> WHAT TO WORK ON
Below is a block of data; give all of it again word for word.

- - - - -

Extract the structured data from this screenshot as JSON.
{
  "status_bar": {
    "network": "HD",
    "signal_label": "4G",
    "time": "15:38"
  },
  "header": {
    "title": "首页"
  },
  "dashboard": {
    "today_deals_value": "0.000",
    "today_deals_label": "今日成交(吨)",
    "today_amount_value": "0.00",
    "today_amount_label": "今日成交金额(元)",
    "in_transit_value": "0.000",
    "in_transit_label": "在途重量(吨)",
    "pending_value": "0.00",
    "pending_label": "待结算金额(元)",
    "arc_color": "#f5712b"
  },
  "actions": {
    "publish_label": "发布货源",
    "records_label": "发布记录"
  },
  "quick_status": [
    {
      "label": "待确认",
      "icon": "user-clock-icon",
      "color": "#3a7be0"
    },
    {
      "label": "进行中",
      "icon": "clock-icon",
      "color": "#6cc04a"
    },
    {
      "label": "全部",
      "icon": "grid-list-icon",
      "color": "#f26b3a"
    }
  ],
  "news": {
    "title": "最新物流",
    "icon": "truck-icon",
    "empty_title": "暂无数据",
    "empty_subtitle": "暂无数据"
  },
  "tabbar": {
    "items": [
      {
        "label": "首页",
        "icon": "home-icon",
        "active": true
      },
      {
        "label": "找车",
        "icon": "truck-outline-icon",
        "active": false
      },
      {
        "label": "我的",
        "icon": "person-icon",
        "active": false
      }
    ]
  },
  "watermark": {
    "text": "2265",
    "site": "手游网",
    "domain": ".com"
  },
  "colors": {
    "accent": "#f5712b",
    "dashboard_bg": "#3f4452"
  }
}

- - - - -

> WRITTEN REPLY
Extract the structured data from this screenshot as JSON.
{
  "status_bar": {
    "network": "HD",
    "signal_label": "4G",
    "time": "15:38"
  },
  "header": {
    "title": "首页"
  },
  "dashboard": {
    "today_deals_value": "0.000",
    "today_deals_label": "今日成交(吨)",
    "today_amount_value": "0.00",
    "today_amount_label": "今日成交金额(元)",
    "in_transit_value": "0.000",
    "in_transit_label": "在途重量(吨)",
    "pending_value": "0.00",
    "pending_label": "待结算金额(元)",
    "arc_color": "#f5712b"
  },
  "actions": {
    "publish_label": "发布货源",
    "records_label": "发布记录"
  },
  "quick_status": [
    {
      "label": "待确认",
      "icon": "user-clock-icon",
      "color": "#3a7be0"
    },
    {
      "label": "进行中",
      "icon": "clock-icon",
      "color": "#6cc04a"
    },
    {
      "label": "全部",
      "icon": "grid-list-icon",
      "color": "#f26b3a"
    }
  ],
  "news": {
    "title": "最新物流",
    "icon": "truck-icon",
    "empty_title": "暂无数据",
    "empty_subtitle": "暂无数据"
  },
  "tabbar": {
    "items": [
      {
        "label": "首页",
        "icon": "home-icon",
        "active": true
      },
      {
        "label": "找车",
        "icon": "truck-outline-icon",
        "active": false
      },
      {
        "label": "我的",
        "icon": "person-icon",
        "active": false
      }
    ]
  },
  "watermark": {
    "text": "2265",
    "site": "手游网",
    "domain": ".com"
  },
  "colors": {
    "accent": "#f5712b",
    "dashboard_bg": "#3f4452"
  }
}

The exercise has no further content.